WRITTEN REQUEST: Without the images, write out the whole listing exactly.

★ ★ ★ ★

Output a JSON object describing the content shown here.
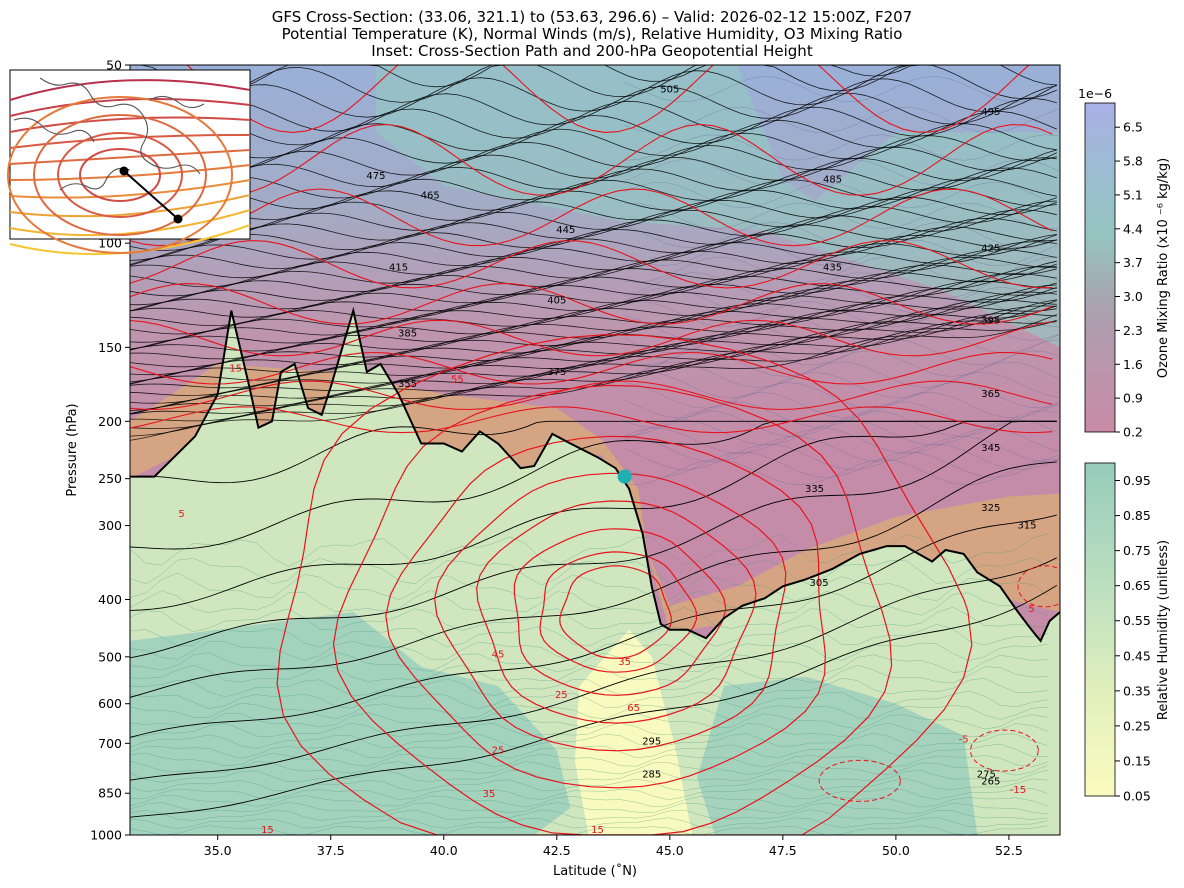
{
  "titles": [
    "GFS Cross-Section: (33.06, 321.1) to (53.63, 296.6) – Valid: 2026-02-12 15:00Z, F207",
    "Potential Temperature (K), Normal Winds (m/s), Relative Humidity, O3 Mixing Ratio",
    "Inset: Cross-Section Path and 200-hPa Geopotential Height"
  ],
  "chart_data": {
    "type": "heatmap",
    "xlabel": "Latitude (˚N)",
    "ylabel": "Pressure (hPa)",
    "xlim": [
      33.06,
      53.63
    ],
    "ylim": [
      1000,
      50
    ],
    "y_scale": "log",
    "x_ticks": [
      "35.0",
      "37.5",
      "40.0",
      "42.5",
      "45.0",
      "47.5",
      "50.0",
      "52.5"
    ],
    "y_ticks": [
      "50",
      "100",
      "150",
      "200",
      "250",
      "300",
      "400",
      "500",
      "600",
      "700",
      "850",
      "1000"
    ],
    "theta_labels": [
      "505",
      "495",
      "485",
      "475",
      "465",
      "445",
      "435",
      "425",
      "415",
      "405",
      "395",
      "385",
      "375",
      "365",
      "355",
      "345",
      "335",
      "325",
      "315",
      "305",
      "295",
      "285",
      "275",
      "265"
    ],
    "wind_labels": [
      "15",
      "25",
      "35",
      "45",
      "55",
      "65",
      "15",
      "5",
      "-5",
      "-15",
      "5",
      "25",
      "35",
      "15",
      "15"
    ],
    "tropopause": [
      [
        33.06,
        248
      ],
      [
        33.6,
        248
      ],
      [
        34.5,
        212
      ],
      [
        35.0,
        180
      ],
      [
        35.3,
        130
      ],
      [
        35.7,
        175
      ],
      [
        35.9,
        205
      ],
      [
        36.2,
        200
      ],
      [
        36.4,
        165
      ],
      [
        36.7,
        160
      ],
      [
        37.0,
        190
      ],
      [
        37.3,
        195
      ],
      [
        37.5,
        175
      ],
      [
        38.0,
        130
      ],
      [
        38.3,
        165
      ],
      [
        38.6,
        160
      ],
      [
        39.0,
        180
      ],
      [
        39.5,
        218
      ],
      [
        40.0,
        218
      ],
      [
        40.4,
        225
      ],
      [
        40.8,
        208
      ],
      [
        41.2,
        218
      ],
      [
        41.7,
        240
      ],
      [
        42.0,
        238
      ],
      [
        42.4,
        210
      ],
      [
        42.8,
        218
      ],
      [
        43.4,
        230
      ],
      [
        43.8,
        240
      ],
      [
        44.1,
        260
      ],
      [
        44.4,
        310
      ],
      [
        44.6,
        380
      ],
      [
        44.8,
        440
      ],
      [
        45.0,
        450
      ],
      [
        45.4,
        450
      ],
      [
        45.8,
        465
      ],
      [
        46.2,
        430
      ],
      [
        46.6,
        410
      ],
      [
        47.1,
        398
      ],
      [
        47.5,
        380
      ],
      [
        48.0,
        370
      ],
      [
        48.6,
        355
      ],
      [
        49.2,
        335
      ],
      [
        49.8,
        325
      ],
      [
        50.2,
        325
      ],
      [
        50.8,
        345
      ],
      [
        51.1,
        330
      ],
      [
        51.5,
        335
      ],
      [
        51.8,
        360
      ],
      [
        52.3,
        380
      ],
      [
        52.7,
        420
      ],
      [
        53.0,
        450
      ],
      [
        53.2,
        470
      ],
      [
        53.4,
        435
      ],
      [
        53.63,
        420
      ]
    ],
    "cyan_point": {
      "lat": 44.0,
      "pressure": 248
    },
    "rh_colorbar": {
      "label": "Relative Humidity (unitless)",
      "range": [
        0.05,
        1.0
      ],
      "ticks": [
        "0.95",
        "0.85",
        "0.75",
        "0.65",
        "0.55",
        "0.45",
        "0.35",
        "0.25",
        "0.15",
        "0.05"
      ]
    },
    "o3_colorbar": {
      "label": "Ozone Mixing Ratio (x10 ⁻⁶ kg/kg)",
      "multiplier": "1e−6",
      "range": [
        0.2,
        7.0
      ],
      "ticks": [
        "6.5",
        "5.8",
        "5.1",
        "4.4",
        "3.7",
        "3.0",
        "2.3",
        "1.6",
        "0.9",
        "0.2"
      ]
    },
    "inset_path": {
      "start": [
        33.06,
        321.1
      ],
      "end": [
        53.63,
        296.6
      ]
    }
  },
  "colors": {
    "theta": "#000000",
    "wind": "#e8141c",
    "rh_low": "#fbfbbf",
    "rh_high": "#99cdbd",
    "o3_low": "#c88aa5",
    "o3_high": "#aab2e8",
    "tropopause_band": "#d9aa7a",
    "cyan_point": "#1fb0b4"
  }
}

★ ★ ★ ★

RESPONSE TO THIS TASK:
Output a JSON object describing the content shown here.
{
  "titles": [
    "GFS Cross-Section: (33.06, 321.1) to (53.63, 296.6) – Valid: 2026-02-12 15:00Z, F207",
    "Potential Temperature (K), Normal Winds (m/s), Relative Humidity, O3 Mixing Ratio",
    "Inset: Cross-Section Path and 200-hPa Geopotential Height"
  ],
  "chart_data": {
    "type": "heatmap",
    "xlabel": "Latitude (˚N)",
    "ylabel": "Pressure (hPa)",
    "xlim": [
      33.06,
      53.63
    ],
    "ylim": [
      1000,
      50
    ],
    "y_scale": "log",
    "x_ticks": [
      "35.0",
      "37.5",
      "40.0",
      "42.5",
      "45.0",
      "47.5",
      "50.0",
      "52.5"
    ],
    "y_ticks": [
      "50",
      "100",
      "150",
      "200",
      "250",
      "300",
      "400",
      "500",
      "600",
      "700",
      "850",
      "1000"
    ],
    "theta_labels": [
      "505",
      "495",
      "485",
      "475",
      "465",
      "445",
      "435",
      "425",
      "415",
      "405",
      "395",
      "385",
      "375",
      "365",
      "355",
      "345",
      "335",
      "325",
      "315",
      "305",
      "295",
      "285",
      "275",
      "265"
    ],
    "wind_labels": [
      "15",
      "25",
      "35",
      "45",
      "55",
      "65",
      "15",
      "5",
      "-5",
      "-15",
      "5",
      "25",
      "35",
      "15",
      "15"
    ],
    "tropopause": [
      [
        33.06,
        248
      ],
      [
        33.6,
        248
      ],
      [
        34.5,
        212
      ],
      [
        35.0,
        180
      ],
      [
        35.3,
        130
      ],
      [
        35.7,
        175
      ],
      [
        35.9,
        205
      ],
      [
        36.2,
        200
      ],
      [
        36.4,
        165
      ],
      [
        36.7,
        160
      ],
      [
        37.0,
        190
      ],
      [
        37.3,
        195
      ],
      [
        37.5,
        175
      ],
      [
        38.0,
        130
      ],
      [
        38.3,
        165
      ],
      [
        38.6,
        160
      ],
      [
        39.0,
        180
      ],
      [
        39.5,
        218
      ],
      [
        40.0,
        218
      ],
      [
        40.4,
        225
      ],
      [
        40.8,
        208
      ],
      [
        41.2,
        218
      ],
      [
        41.7,
        240
      ],
      [
        42.0,
        238
      ],
      [
        42.4,
        210
      ],
      [
        42.8,
        218
      ],
      [
        43.4,
        230
      ],
      [
        43.8,
        240
      ],
      [
        44.1,
        260
      ],
      [
        44.4,
        310
      ],
      [
        44.6,
        380
      ],
      [
        44.8,
        440
      ],
      [
        45.0,
        450
      ],
      [
        45.4,
        450
      ],
      [
        45.8,
        465
      ],
      [
        46.2,
        430
      ],
      [
        46.6,
        410
      ],
      [
        47.1,
        398
      ],
      [
        47.5,
        380
      ],
      [
        48.0,
        370
      ],
      [
        48.6,
        355
      ],
      [
        49.2,
        335
      ],
      [
        49.8,
        325
      ],
      [
        50.2,
        325
      ],
      [
        50.8,
        345
      ],
      [
        51.1,
        330
      ],
      [
        51.5,
        335
      ],
      [
        51.8,
        360
      ],
      [
        52.3,
        380
      ],
      [
        52.7,
        420
      ],
      [
        53.0,
        450
      ],
      [
        53.2,
        470
      ],
      [
        53.4,
        435
      ],
      [
        53.63,
        420
      ]
    ],
    "cyan_point": {
      "lat": 44.0,
      "pressure": 248
    },
    "rh_colorbar": {
      "label": "Relative Humidity (unitless)",
      "range": [
        0.05,
        1.0
      ],
      "ticks": [
        "0.95",
        "0.85",
        "0.75",
        "0.65",
        "0.55",
        "0.45",
        "0.35",
        "0.25",
        "0.15",
        "0.05"
      ]
    },
    "o3_colorbar": {
      "label": "Ozone Mixing Ratio (x10 ⁻⁶ kg/kg)",
      "multiplier": "1e−6",
      "range": [
        0.2,
        7.0
      ],
      "ticks": [
        "6.5",
        "5.8",
        "5.1",
        "4.4",
        "3.7",
        "3.0",
        "2.3",
        "1.6",
        "0.9",
        "0.2"
      ]
    },
    "inset_path": {
      "start": [
        33.06,
        321.1
      ],
      "end": [
        53.63,
        296.6
      ]
    }
  },
  "colors": {
    "theta": "#000000",
    "wind": "#e8141c",
    "rh_low": "#fbfbbf",
    "rh_high": "#99cdbd",
    "o3_low": "#c88aa5",
    "o3_high": "#aab2e8",
    "tropopause_band": "#d9aa7a",
    "cyan_point": "#1fb0b4"
  }
}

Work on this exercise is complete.